======== Data supplied ========

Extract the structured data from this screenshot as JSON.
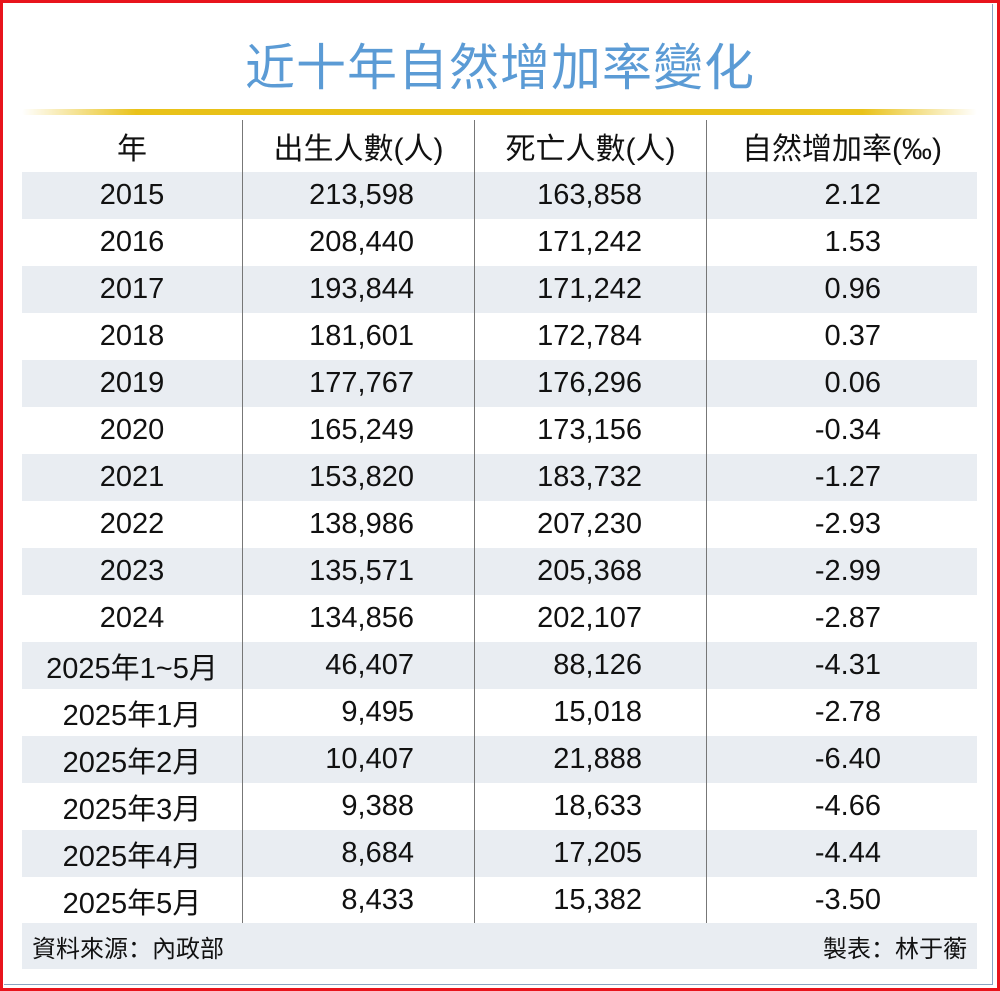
{
  "title": "近十年自然增加率變化",
  "columns": [
    "年",
    "出生人數(人)",
    "死亡人數(人)",
    "自然增加率(‰)"
  ],
  "rows": [
    [
      "2015",
      "213,598",
      "163,858",
      "2.12"
    ],
    [
      "2016",
      "208,440",
      "171,242",
      "1.53"
    ],
    [
      "2017",
      "193,844",
      "171,242",
      "0.96"
    ],
    [
      "2018",
      "181,601",
      "172,784",
      "0.37"
    ],
    [
      "2019",
      "177,767",
      "176,296",
      "0.06"
    ],
    [
      "2020",
      "165,249",
      "173,156",
      "-0.34"
    ],
    [
      "2021",
      "153,820",
      "183,732",
      "-1.27"
    ],
    [
      "2022",
      "138,986",
      "207,230",
      "-2.93"
    ],
    [
      "2023",
      "135,571",
      "205,368",
      "-2.99"
    ],
    [
      "2024",
      "134,856",
      "202,107",
      "-2.87"
    ],
    [
      "2025年1~5月",
      "46,407",
      "88,126",
      "-4.31"
    ],
    [
      "2025年1月",
      "9,495",
      "15,018",
      "-2.78"
    ],
    [
      "2025年2月",
      "10,407",
      "21,888",
      "-6.40"
    ],
    [
      "2025年3月",
      "9,388",
      "18,633",
      "-4.66"
    ],
    [
      "2025年4月",
      "8,684",
      "17,205",
      "-4.44"
    ],
    [
      "2025年5月",
      "8,433",
      "15,382",
      "-3.50"
    ]
  ],
  "footer": {
    "source": "資料來源：內政部",
    "credit": "製表：林于蘅"
  },
  "colors": {
    "title": "#5b9bd5",
    "rule": "#e6bd10",
    "shade": "#e9edf2",
    "border": "#e8141c"
  }
}
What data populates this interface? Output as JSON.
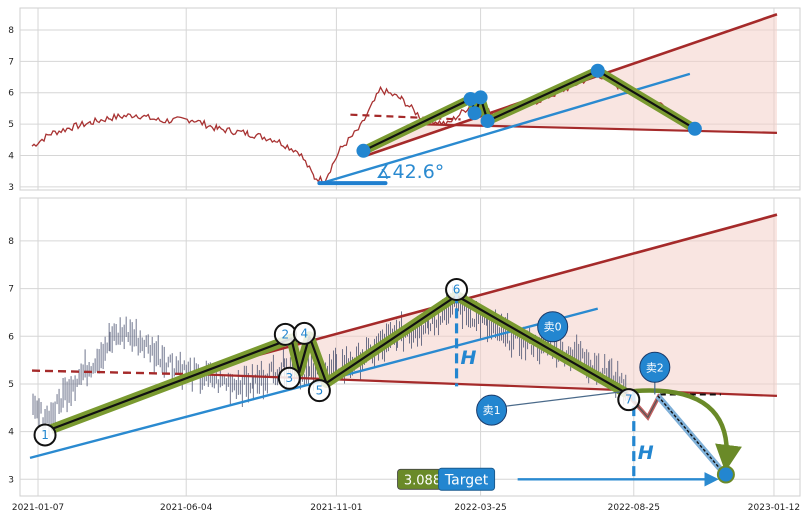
{
  "chart_data": [
    {
      "type": "line",
      "panel": "top",
      "ylim": [
        2.9,
        8.7
      ],
      "yticks": [
        3,
        4,
        5,
        6,
        7,
        8
      ],
      "x_range": [
        "2020-12-20",
        "2023-02-07"
      ],
      "grid": true,
      "series_color": "#a83232",
      "upper_channel": {
        "from": [
          "2021-12-01",
          4.0
        ],
        "to": [
          "2023-01-15",
          8.5
        ]
      },
      "lower_channel": {
        "from": [
          "2022-01-20",
          5.0
        ],
        "to": [
          "2023-01-15",
          4.72
        ]
      },
      "lower_channel_dash": {
        "from": [
          "2021-11-15",
          5.3
        ],
        "to": [
          "2022-03-05",
          5.15
        ]
      },
      "blue_line": {
        "from": [
          "2021-10-15",
          3.1
        ],
        "to": [
          "2022-10-20",
          6.6
        ]
      },
      "baseline": {
        "from": [
          "2021-10-15",
          3.12
        ],
        "to": [
          "2021-12-20",
          3.12
        ]
      },
      "angle_label": "∡42.6°",
      "zigzag": [
        [
          "2021-11-28",
          4.15
        ],
        [
          "2022-03-15",
          5.8
        ],
        [
          "2022-03-20",
          5.35
        ],
        [
          "2022-03-25",
          5.85
        ],
        [
          "2022-04-01",
          5.1
        ],
        [
          "2022-07-20",
          6.7
        ],
        [
          "2022-10-25",
          4.85
        ]
      ],
      "markers": [
        [
          "2021-11-28",
          4.15
        ],
        [
          "2022-03-15",
          5.8
        ],
        [
          "2022-03-19",
          5.35
        ],
        [
          "2022-03-25",
          5.85
        ],
        [
          "2022-04-01",
          5.1
        ],
        [
          "2022-07-20",
          6.7
        ],
        [
          "2022-10-25",
          4.85
        ]
      ],
      "price_samples": [
        [
          "2021-01-01",
          4.3
        ],
        [
          "2021-01-20",
          4.7
        ],
        [
          "2021-02-10",
          4.9
        ],
        [
          "2021-03-01",
          5.05
        ],
        [
          "2021-03-20",
          5.2
        ],
        [
          "2021-04-15",
          5.3
        ],
        [
          "2021-05-10",
          5.1
        ],
        [
          "2021-06-10",
          5.15
        ],
        [
          "2021-07-05",
          4.85
        ],
        [
          "2021-08-05",
          4.7
        ],
        [
          "2021-09-01",
          4.5
        ],
        [
          "2021-09-25",
          4.1
        ],
        [
          "2021-10-10",
          3.3
        ],
        [
          "2021-10-20",
          3.2
        ],
        [
          "2021-11-05",
          4.2
        ],
        [
          "2021-11-25",
          4.9
        ],
        [
          "2021-12-15",
          6.1
        ],
        [
          "2022-01-05",
          5.8
        ],
        [
          "2022-01-25",
          5.2
        ],
        [
          "2022-02-20",
          5.0
        ],
        [
          "2022-03-15",
          5.6
        ],
        [
          "2022-04-10",
          5.3
        ],
        [
          "2022-05-10",
          5.6
        ],
        [
          "2022-06-10",
          6.0
        ],
        [
          "2022-07-20",
          6.6
        ],
        [
          "2022-08-10",
          6.2
        ],
        [
          "2022-09-05",
          5.8
        ],
        [
          "2022-09-25",
          5.6
        ],
        [
          "2022-10-10",
          5.1
        ],
        [
          "2022-10-25",
          4.85
        ]
      ]
    },
    {
      "type": "bar",
      "panel": "bottom",
      "ylim": [
        2.65,
        8.9
      ],
      "yticks": [
        3,
        4,
        5,
        6,
        7,
        8
      ],
      "x_range": [
        "2020-12-20",
        "2023-02-07"
      ],
      "xticks": [
        "2021-01-07",
        "2021-06-04",
        "2021-11-01",
        "2022-03-25",
        "2022-08-25",
        "2023-01-12"
      ],
      "grid": true,
      "upper_channel": {
        "from": [
          "2021-06-01",
          5.18
        ],
        "to": [
          "2023-01-15",
          8.55
        ]
      },
      "lower_channel": {
        "from": [
          "2021-06-20",
          5.2
        ],
        "to": [
          "2023-01-15",
          4.75
        ]
      },
      "lower_channel_dash": {
        "from": [
          "2021-01-01",
          5.28
        ],
        "to": [
          "2021-06-20",
          5.2
        ]
      },
      "blue_line": {
        "from": [
          "2020-12-30",
          3.45
        ],
        "to": [
          "2022-07-20",
          6.58
        ]
      },
      "zigzag": [
        [
          "2021-01-20",
          4.05
        ],
        [
          "2021-09-17",
          5.95
        ],
        [
          "2021-09-25",
          5.25
        ],
        [
          "2021-10-05",
          6.0
        ],
        [
          "2021-10-22",
          5.02
        ],
        [
          "2022-03-01",
          6.85
        ],
        [
          "2022-08-18",
          4.8
        ]
      ],
      "point_labels": [
        {
          "label": "1",
          "at": [
            "2021-01-14",
            3.93
          ]
        },
        {
          "label": "2",
          "at": [
            "2021-09-11",
            6.04
          ]
        },
        {
          "label": "3",
          "at": [
            "2021-09-15",
            5.12
          ]
        },
        {
          "label": "4",
          "at": [
            "2021-09-30",
            6.06
          ]
        },
        {
          "label": "5",
          "at": [
            "2021-10-15",
            4.86
          ]
        },
        {
          "label": "6",
          "at": [
            "2022-03-01",
            6.98
          ]
        },
        {
          "label": "7",
          "at": [
            "2022-08-20",
            4.67
          ]
        }
      ],
      "sell_labels": [
        {
          "label": "卖0",
          "at": [
            "2022-06-05",
            6.2
          ]
        },
        {
          "label": "卖1",
          "at": [
            "2022-04-05",
            4.45
          ]
        },
        {
          "label": "卖2",
          "at": [
            "2022-09-15",
            5.35
          ]
        }
      ],
      "height_marks": [
        {
          "label": "H",
          "x": "2022-03-01",
          "from": 6.9,
          "to": 4.95
        },
        {
          "label": "H",
          "x": "2022-08-25",
          "from": 4.85,
          "to": 3.0
        }
      ],
      "target_label": "Target",
      "target_value": "3.088",
      "target_point": [
        "2022-11-25",
        3.1
      ],
      "ohlc_samples": [
        [
          "2021-01-02",
          4.4
        ],
        [
          "2021-01-20",
          4.3
        ],
        [
          "2021-02-05",
          4.9
        ],
        [
          "2021-03-01",
          5.4
        ],
        [
          "2021-03-20",
          5.9
        ],
        [
          "2021-04-05",
          6.1
        ],
        [
          "2021-04-25",
          5.8
        ],
        [
          "2021-05-15",
          5.5
        ],
        [
          "2021-06-10",
          5.2
        ],
        [
          "2021-07-10",
          5.05
        ],
        [
          "2021-08-10",
          5.0
        ],
        [
          "2021-09-10",
          5.4
        ],
        [
          "2021-10-05",
          5.2
        ],
        [
          "2021-11-01",
          5.3
        ],
        [
          "2021-12-01",
          5.6
        ],
        [
          "2022-01-01",
          6.0
        ],
        [
          "2022-02-01",
          6.3
        ],
        [
          "2022-03-01",
          6.7
        ],
        [
          "2022-04-01",
          6.2
        ],
        [
          "2022-05-01",
          5.9
        ],
        [
          "2022-06-01",
          5.8
        ],
        [
          "2022-07-01",
          5.6
        ],
        [
          "2022-08-01",
          5.2
        ],
        [
          "2022-08-20",
          4.9
        ]
      ]
    }
  ]
}
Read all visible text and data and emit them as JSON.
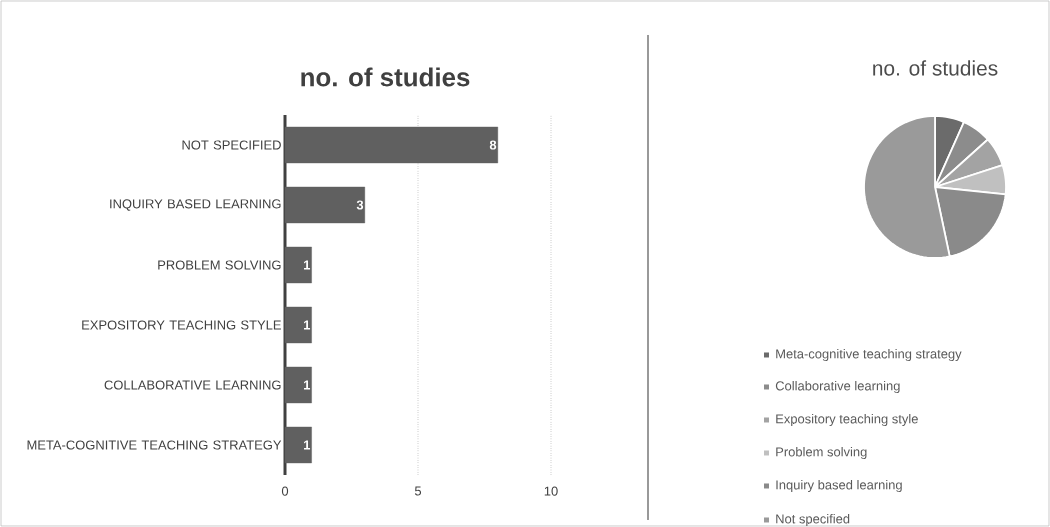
{
  "chart_data": [
    {
      "type": "bar",
      "orientation": "horizontal",
      "title": "no. of studies",
      "categories": [
        "NOT SPECIFIED",
        "INQUIRY BASED LEARNING",
        "PROBLEM SOLVING",
        "EXPOSITORY TEACHING STYLE",
        "COLLABORATIVE LEARNING",
        "META-COGNITIVE TEACHING STRATEGY"
      ],
      "values": [
        8,
        3,
        1,
        1,
        1,
        1
      ],
      "color": "#606060",
      "xlim": [
        0,
        10
      ],
      "xticks": [
        0,
        5,
        10
      ],
      "grid": "x",
      "data_labels": true
    },
    {
      "type": "pie",
      "title": "no. of studies",
      "categories": [
        "Meta-cognitive teaching strategy",
        "Collaborative learning",
        "Expository teaching style",
        "Problem solving",
        "Inquiry based learning",
        "Not specified"
      ],
      "values": [
        6.67,
        6.67,
        6.67,
        6.67,
        20,
        53.32
      ],
      "colors": [
        "#6b6b6b",
        "#8c8c8c",
        "#a3a3a3",
        "#c0c0c0",
        "#8a8a8a",
        "#9a9a9a"
      ],
      "legend": "bottom"
    }
  ]
}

========

Directions for this task ▸
Find and copy every line in the entries above where the string "title" occurs.

Full answer ▸
  "title": "近十年自然增加率變化",
    "title": "#5b9bd5",
      "title": "no. of studies",
      "title": "no. of studies",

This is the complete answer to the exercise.